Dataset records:
········
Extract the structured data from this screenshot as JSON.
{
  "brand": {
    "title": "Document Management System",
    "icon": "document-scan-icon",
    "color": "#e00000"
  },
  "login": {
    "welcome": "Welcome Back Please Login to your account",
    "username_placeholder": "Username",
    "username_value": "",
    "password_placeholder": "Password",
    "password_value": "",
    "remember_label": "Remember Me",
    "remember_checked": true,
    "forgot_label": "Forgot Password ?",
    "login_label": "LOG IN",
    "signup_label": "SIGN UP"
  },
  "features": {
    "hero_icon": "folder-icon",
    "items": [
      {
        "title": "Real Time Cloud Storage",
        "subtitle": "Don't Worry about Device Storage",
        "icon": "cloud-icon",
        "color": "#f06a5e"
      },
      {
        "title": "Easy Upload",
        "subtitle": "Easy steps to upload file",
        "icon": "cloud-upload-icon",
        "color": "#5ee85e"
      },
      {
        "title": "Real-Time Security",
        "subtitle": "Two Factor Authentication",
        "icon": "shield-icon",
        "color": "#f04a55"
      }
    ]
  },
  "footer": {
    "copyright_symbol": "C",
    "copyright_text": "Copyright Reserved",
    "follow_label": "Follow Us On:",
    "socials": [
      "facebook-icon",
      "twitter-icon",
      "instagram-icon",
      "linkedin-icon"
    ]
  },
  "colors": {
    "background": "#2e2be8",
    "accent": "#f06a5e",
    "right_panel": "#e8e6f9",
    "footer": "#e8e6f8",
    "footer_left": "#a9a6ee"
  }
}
········
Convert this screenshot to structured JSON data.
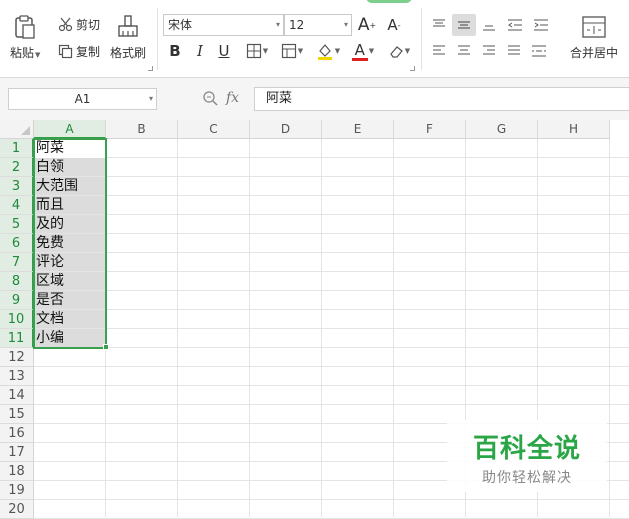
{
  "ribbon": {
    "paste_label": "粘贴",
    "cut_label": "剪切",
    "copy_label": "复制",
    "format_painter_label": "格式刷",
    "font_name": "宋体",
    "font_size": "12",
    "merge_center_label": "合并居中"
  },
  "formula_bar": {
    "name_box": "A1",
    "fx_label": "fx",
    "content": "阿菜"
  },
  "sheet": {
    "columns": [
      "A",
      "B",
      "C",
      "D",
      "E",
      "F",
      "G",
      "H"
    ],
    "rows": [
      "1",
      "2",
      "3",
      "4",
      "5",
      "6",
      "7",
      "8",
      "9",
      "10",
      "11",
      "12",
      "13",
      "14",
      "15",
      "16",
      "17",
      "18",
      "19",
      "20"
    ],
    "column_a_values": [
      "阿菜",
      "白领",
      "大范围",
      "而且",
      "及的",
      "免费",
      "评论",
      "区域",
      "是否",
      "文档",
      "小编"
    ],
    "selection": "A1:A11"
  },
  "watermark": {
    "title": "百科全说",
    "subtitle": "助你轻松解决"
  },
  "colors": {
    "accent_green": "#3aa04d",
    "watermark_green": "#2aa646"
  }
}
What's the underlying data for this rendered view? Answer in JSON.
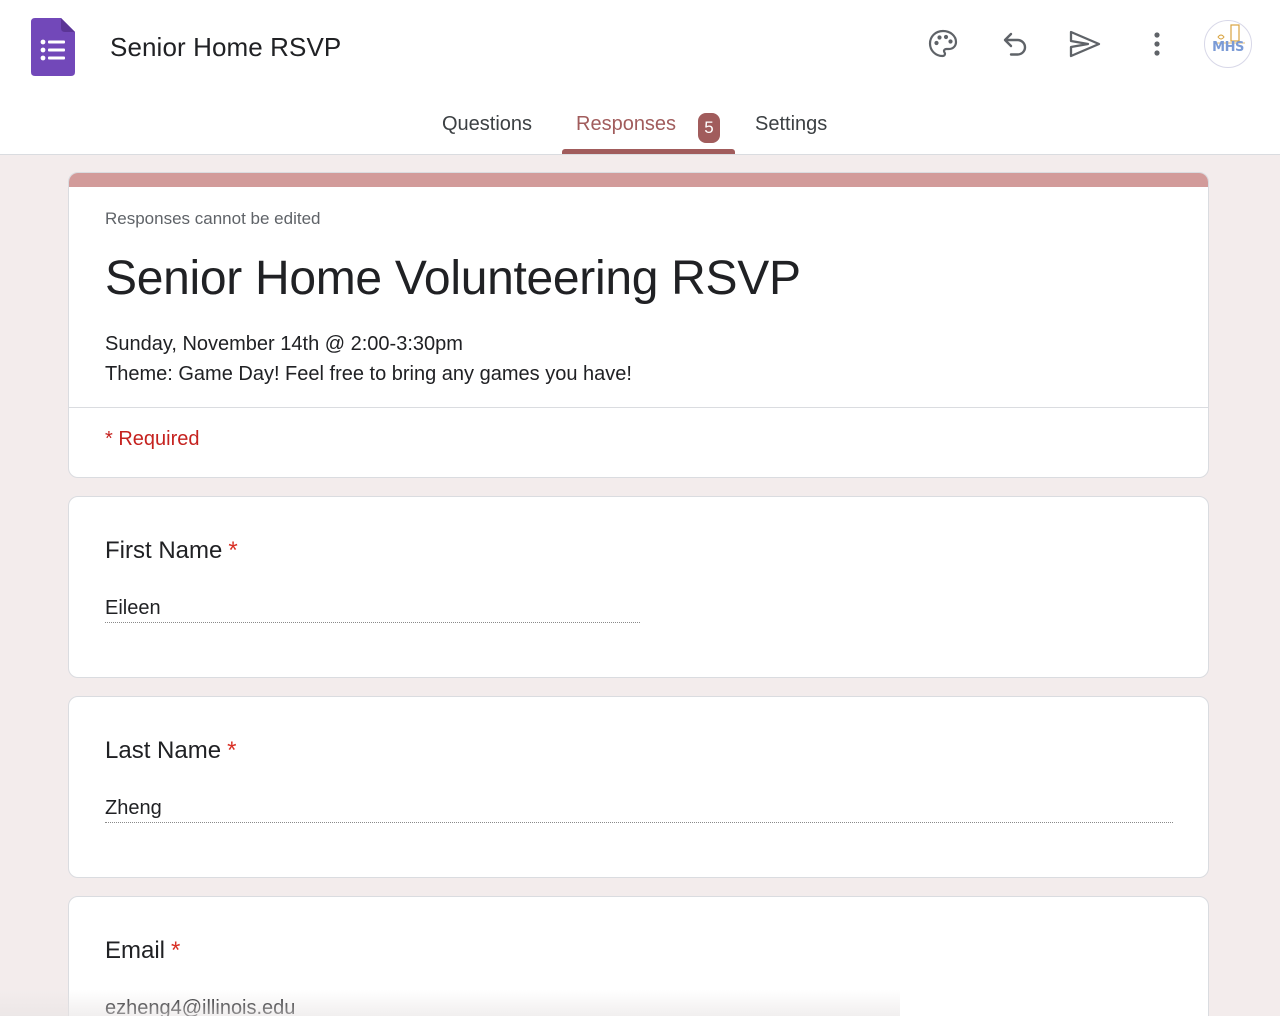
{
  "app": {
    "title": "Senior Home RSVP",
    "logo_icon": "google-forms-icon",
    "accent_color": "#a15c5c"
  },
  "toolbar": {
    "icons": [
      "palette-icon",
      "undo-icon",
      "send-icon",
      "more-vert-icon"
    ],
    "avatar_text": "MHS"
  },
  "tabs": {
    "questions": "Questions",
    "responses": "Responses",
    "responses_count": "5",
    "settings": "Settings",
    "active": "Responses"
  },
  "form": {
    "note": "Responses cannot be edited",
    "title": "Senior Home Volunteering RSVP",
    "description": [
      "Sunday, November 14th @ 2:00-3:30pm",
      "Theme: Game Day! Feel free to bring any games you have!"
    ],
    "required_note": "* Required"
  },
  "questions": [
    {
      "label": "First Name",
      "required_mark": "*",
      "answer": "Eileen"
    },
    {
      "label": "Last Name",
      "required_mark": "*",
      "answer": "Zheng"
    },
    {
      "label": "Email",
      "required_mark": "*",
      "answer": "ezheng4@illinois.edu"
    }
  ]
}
········
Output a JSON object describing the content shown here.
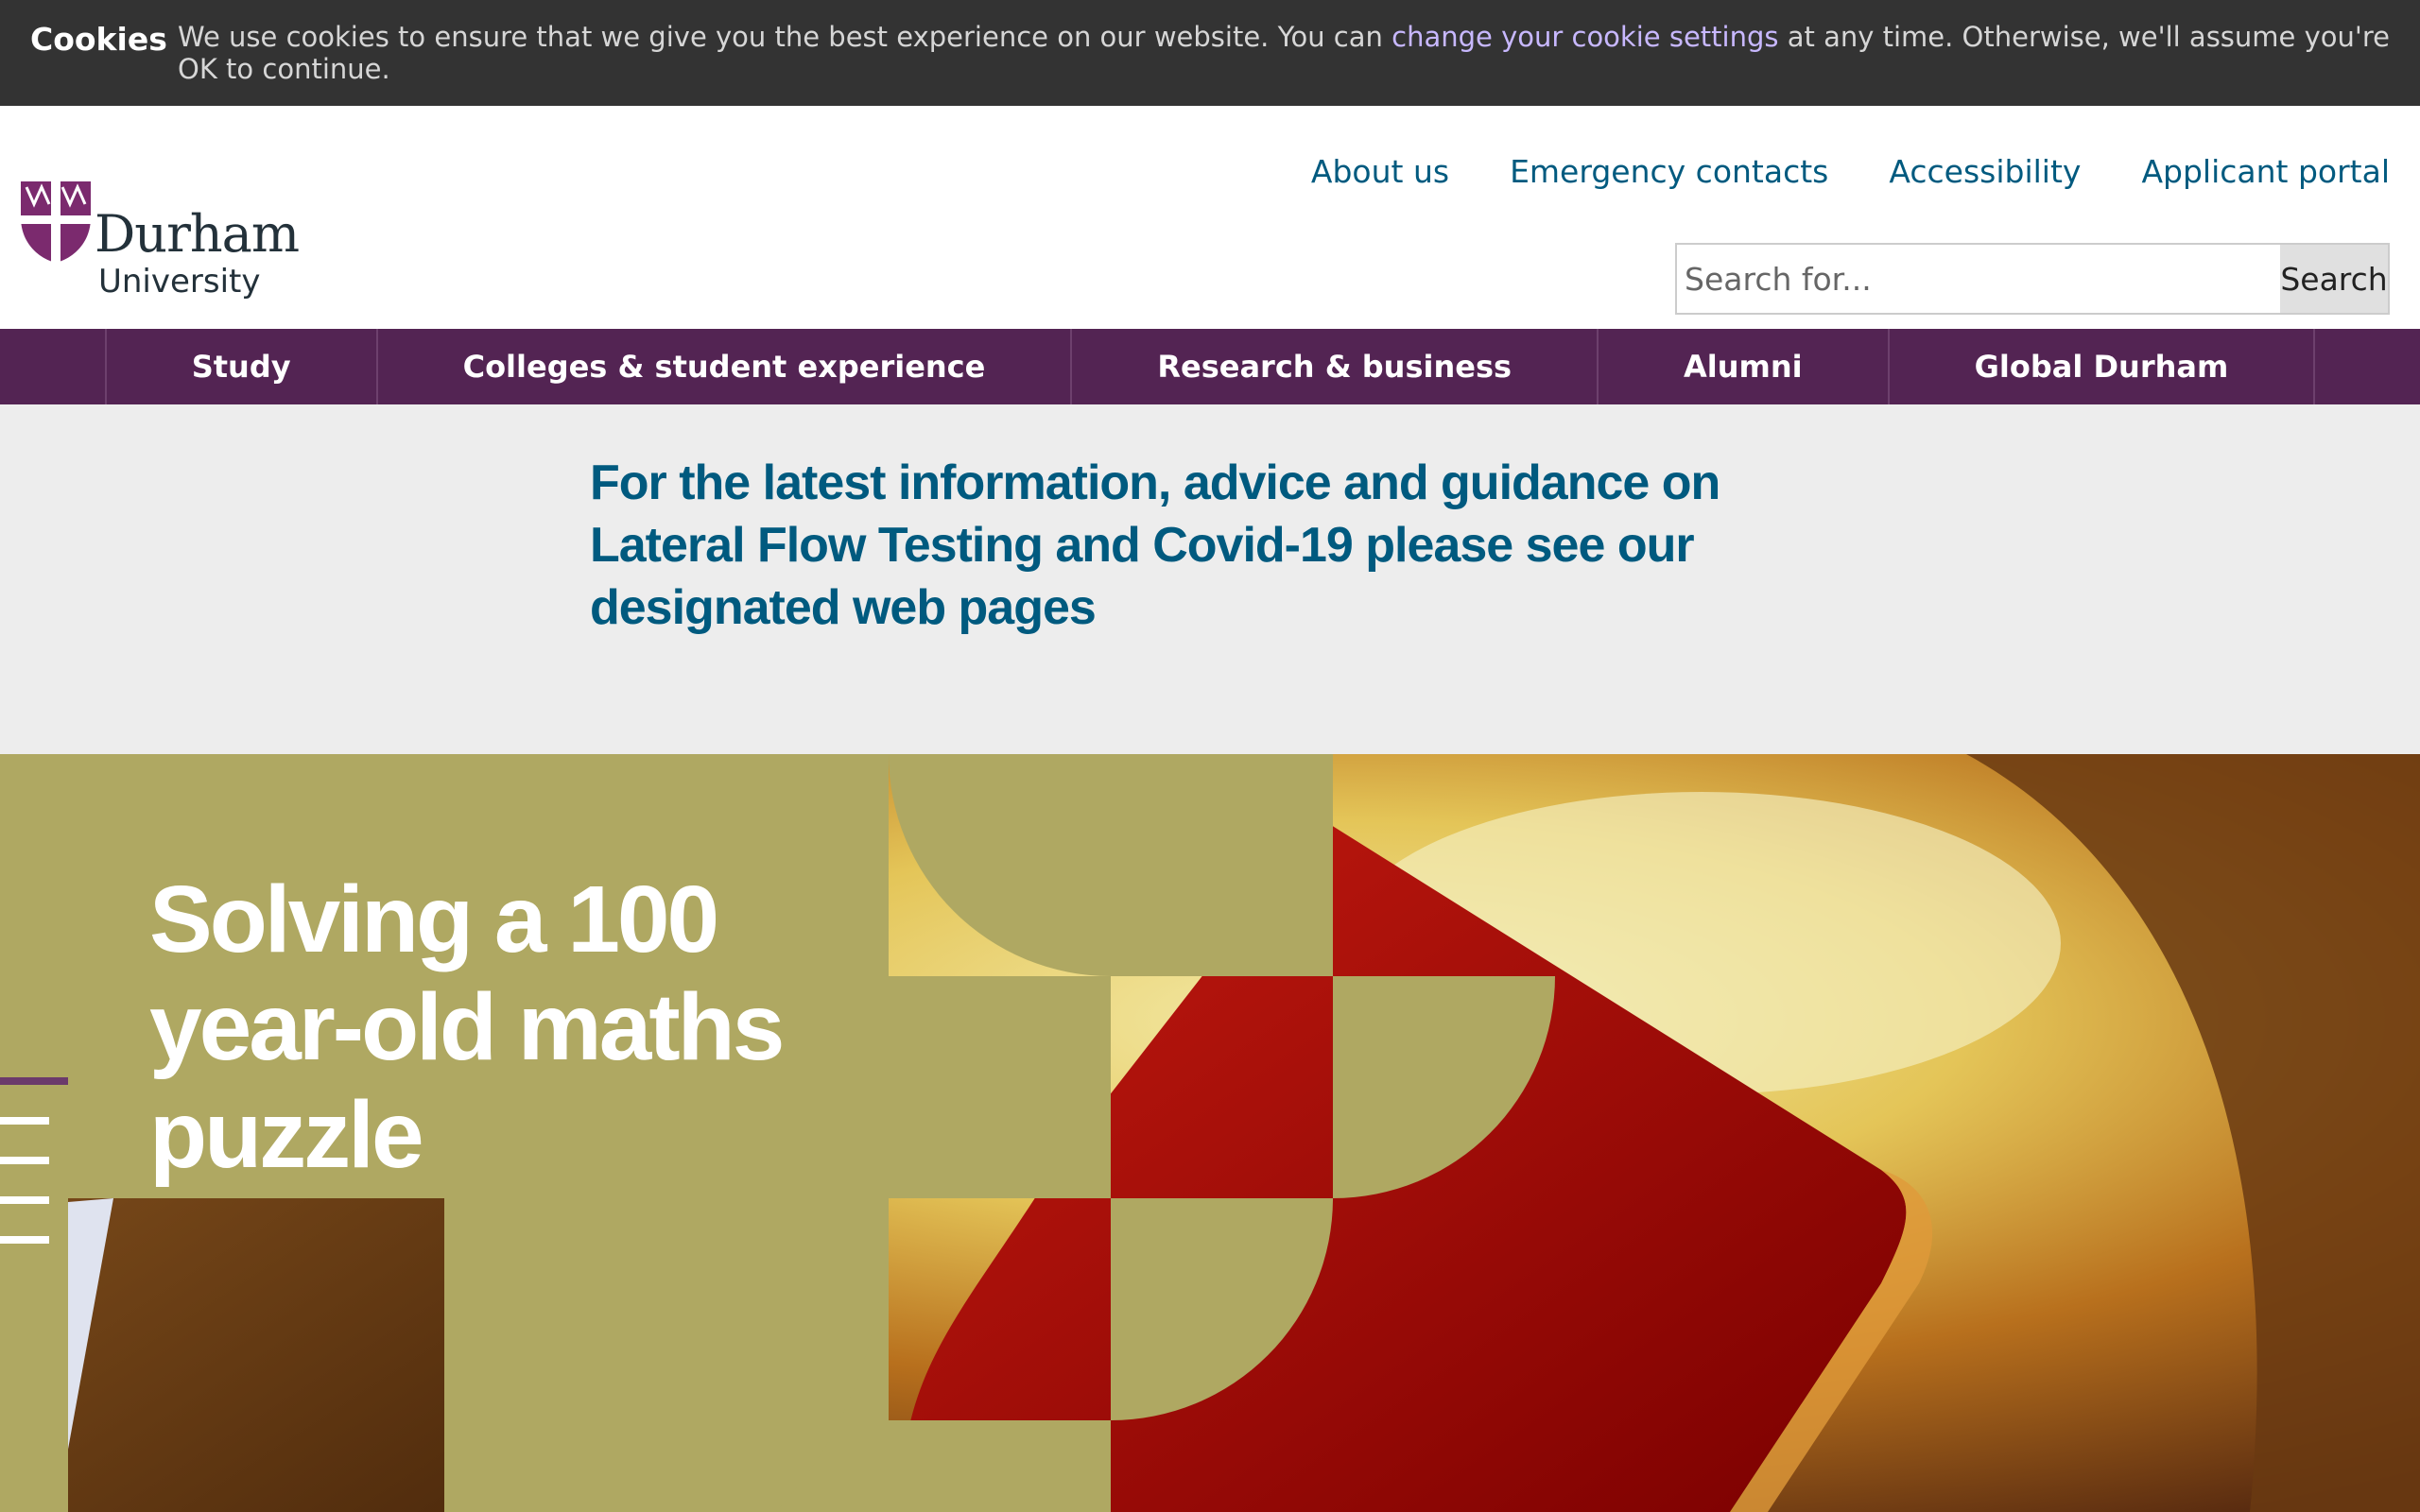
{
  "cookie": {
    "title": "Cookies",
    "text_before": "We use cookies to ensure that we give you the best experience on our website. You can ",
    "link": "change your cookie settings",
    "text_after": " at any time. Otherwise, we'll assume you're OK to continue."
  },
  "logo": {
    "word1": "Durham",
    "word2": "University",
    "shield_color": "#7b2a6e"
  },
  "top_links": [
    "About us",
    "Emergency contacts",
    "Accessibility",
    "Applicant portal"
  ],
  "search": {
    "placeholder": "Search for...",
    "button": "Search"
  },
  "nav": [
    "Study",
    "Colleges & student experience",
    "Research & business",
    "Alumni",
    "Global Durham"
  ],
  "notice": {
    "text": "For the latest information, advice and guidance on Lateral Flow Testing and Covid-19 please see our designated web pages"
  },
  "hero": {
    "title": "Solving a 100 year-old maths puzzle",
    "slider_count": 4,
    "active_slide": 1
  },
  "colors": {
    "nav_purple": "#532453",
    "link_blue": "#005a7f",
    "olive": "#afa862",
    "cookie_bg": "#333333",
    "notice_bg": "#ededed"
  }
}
········
» The task: State the number of lines holding the word "Real" in the listing. Add nothing else.

» Solution for this task: 2